=== What is asked ===
Collect each line containing "SPARQ".

=== Material ===
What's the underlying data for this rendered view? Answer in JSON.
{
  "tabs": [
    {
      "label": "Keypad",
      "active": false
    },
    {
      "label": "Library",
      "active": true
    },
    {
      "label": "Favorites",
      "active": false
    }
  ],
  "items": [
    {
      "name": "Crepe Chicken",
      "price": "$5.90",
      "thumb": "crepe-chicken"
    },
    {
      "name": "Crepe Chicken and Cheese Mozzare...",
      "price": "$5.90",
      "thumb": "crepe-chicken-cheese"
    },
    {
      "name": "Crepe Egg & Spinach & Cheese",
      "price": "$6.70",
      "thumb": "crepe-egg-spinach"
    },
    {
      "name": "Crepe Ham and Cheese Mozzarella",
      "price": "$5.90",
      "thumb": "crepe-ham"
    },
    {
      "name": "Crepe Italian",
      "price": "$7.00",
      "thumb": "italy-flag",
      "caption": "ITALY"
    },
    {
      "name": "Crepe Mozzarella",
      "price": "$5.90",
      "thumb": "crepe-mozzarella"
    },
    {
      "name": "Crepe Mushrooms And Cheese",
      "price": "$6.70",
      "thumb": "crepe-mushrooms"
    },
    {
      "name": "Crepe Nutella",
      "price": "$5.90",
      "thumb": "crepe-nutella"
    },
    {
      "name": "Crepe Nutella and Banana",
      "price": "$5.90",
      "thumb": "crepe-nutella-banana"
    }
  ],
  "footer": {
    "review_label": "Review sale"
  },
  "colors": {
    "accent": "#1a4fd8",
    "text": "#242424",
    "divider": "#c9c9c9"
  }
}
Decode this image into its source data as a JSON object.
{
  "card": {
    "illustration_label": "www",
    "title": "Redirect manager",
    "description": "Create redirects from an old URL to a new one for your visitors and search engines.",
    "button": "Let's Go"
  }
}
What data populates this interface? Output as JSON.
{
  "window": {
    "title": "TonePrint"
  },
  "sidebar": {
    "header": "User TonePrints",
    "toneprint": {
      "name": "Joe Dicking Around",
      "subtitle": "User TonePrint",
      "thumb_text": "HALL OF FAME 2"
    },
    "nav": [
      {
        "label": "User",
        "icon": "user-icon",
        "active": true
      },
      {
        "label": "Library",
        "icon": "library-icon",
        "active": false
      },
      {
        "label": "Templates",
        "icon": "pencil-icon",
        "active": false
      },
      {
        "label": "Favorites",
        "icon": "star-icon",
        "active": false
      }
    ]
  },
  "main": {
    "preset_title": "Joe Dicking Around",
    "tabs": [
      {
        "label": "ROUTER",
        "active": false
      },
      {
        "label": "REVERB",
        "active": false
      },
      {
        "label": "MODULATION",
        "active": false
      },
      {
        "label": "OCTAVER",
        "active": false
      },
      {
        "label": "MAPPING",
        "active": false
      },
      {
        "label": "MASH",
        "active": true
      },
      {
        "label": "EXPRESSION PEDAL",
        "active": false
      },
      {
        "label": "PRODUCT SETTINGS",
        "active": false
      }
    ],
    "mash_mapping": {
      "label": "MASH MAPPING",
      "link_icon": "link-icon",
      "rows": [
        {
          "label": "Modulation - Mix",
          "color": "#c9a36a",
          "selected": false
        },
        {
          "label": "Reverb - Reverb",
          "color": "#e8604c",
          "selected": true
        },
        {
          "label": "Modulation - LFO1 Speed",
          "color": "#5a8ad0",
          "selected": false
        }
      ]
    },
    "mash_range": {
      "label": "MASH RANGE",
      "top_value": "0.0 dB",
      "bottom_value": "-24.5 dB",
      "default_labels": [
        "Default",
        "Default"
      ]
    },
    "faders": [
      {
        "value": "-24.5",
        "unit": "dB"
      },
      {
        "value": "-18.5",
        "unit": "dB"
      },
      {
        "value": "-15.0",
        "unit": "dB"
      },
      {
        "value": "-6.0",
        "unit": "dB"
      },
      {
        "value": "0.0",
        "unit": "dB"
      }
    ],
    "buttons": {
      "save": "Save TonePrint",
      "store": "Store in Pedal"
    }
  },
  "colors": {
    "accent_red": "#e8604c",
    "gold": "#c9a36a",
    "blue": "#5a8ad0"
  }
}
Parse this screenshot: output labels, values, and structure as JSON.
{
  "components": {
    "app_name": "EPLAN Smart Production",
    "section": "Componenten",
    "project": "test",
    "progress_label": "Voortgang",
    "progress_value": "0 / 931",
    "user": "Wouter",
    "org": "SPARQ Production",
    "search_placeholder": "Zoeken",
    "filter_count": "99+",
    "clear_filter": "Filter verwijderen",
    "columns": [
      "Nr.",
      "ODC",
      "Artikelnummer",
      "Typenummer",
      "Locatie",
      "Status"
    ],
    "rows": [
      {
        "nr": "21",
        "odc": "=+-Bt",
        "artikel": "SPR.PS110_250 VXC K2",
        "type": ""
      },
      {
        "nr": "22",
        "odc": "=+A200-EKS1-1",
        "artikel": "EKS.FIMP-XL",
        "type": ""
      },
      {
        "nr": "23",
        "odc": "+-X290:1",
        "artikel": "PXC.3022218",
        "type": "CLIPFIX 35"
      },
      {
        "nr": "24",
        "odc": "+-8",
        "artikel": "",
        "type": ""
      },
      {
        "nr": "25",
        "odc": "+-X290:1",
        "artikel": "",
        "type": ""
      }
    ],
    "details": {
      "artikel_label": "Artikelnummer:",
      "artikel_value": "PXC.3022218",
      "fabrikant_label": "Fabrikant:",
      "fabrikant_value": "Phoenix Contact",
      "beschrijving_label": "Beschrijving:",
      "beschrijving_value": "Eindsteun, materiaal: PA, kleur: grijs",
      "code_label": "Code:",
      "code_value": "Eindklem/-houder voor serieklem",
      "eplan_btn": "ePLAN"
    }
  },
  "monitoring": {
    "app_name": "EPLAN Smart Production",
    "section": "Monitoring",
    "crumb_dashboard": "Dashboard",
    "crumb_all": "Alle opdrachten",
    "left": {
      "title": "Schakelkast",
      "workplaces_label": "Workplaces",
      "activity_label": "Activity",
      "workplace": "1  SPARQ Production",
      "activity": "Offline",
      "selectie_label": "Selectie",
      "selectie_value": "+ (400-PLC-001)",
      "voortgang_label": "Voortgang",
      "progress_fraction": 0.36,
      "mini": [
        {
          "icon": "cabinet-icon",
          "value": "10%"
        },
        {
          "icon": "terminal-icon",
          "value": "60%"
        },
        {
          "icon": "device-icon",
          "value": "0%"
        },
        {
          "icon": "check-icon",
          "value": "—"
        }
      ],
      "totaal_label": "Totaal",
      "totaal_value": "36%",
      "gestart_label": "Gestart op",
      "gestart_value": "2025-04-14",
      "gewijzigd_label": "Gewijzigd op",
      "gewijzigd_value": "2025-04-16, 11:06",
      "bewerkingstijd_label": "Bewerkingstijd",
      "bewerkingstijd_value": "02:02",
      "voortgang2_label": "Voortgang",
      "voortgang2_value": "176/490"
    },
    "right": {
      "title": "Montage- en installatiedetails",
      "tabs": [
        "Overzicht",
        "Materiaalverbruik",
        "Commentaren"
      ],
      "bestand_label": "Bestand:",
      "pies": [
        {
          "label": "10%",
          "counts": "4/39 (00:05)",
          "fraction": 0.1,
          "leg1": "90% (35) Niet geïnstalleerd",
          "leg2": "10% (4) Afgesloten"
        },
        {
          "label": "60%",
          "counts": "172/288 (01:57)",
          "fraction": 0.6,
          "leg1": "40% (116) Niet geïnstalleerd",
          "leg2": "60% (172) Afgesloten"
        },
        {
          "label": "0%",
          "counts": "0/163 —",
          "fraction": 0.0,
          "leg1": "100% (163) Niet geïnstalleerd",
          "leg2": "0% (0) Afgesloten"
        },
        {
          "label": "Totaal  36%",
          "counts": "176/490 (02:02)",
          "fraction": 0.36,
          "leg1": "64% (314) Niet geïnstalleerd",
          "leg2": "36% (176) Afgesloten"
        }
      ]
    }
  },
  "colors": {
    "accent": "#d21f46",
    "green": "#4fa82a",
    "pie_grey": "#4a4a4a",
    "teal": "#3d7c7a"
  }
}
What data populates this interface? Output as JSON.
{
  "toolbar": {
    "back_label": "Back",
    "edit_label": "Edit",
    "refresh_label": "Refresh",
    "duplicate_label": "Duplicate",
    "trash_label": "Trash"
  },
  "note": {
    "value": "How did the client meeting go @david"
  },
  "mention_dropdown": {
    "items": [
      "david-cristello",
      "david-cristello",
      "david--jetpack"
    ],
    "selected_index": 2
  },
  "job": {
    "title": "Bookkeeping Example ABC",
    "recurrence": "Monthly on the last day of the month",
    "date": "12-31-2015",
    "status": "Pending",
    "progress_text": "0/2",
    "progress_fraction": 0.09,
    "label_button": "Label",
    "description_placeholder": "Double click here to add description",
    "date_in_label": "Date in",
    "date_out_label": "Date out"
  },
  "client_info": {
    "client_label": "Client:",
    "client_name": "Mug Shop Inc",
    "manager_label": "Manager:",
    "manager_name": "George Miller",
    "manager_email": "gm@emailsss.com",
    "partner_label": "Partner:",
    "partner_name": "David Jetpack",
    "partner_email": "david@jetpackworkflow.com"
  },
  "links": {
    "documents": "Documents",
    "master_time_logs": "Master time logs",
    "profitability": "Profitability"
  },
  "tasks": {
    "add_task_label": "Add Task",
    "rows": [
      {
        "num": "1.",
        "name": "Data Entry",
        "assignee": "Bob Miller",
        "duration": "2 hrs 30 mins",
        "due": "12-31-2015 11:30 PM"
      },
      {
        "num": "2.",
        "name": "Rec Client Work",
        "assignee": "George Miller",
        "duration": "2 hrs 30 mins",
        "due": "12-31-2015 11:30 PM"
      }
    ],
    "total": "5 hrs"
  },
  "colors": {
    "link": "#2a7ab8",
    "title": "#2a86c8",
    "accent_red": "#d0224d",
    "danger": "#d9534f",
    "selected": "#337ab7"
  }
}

=== The answer ===
    "org": "SPARQ Production",
      "workplace": "1  SPARQ Production",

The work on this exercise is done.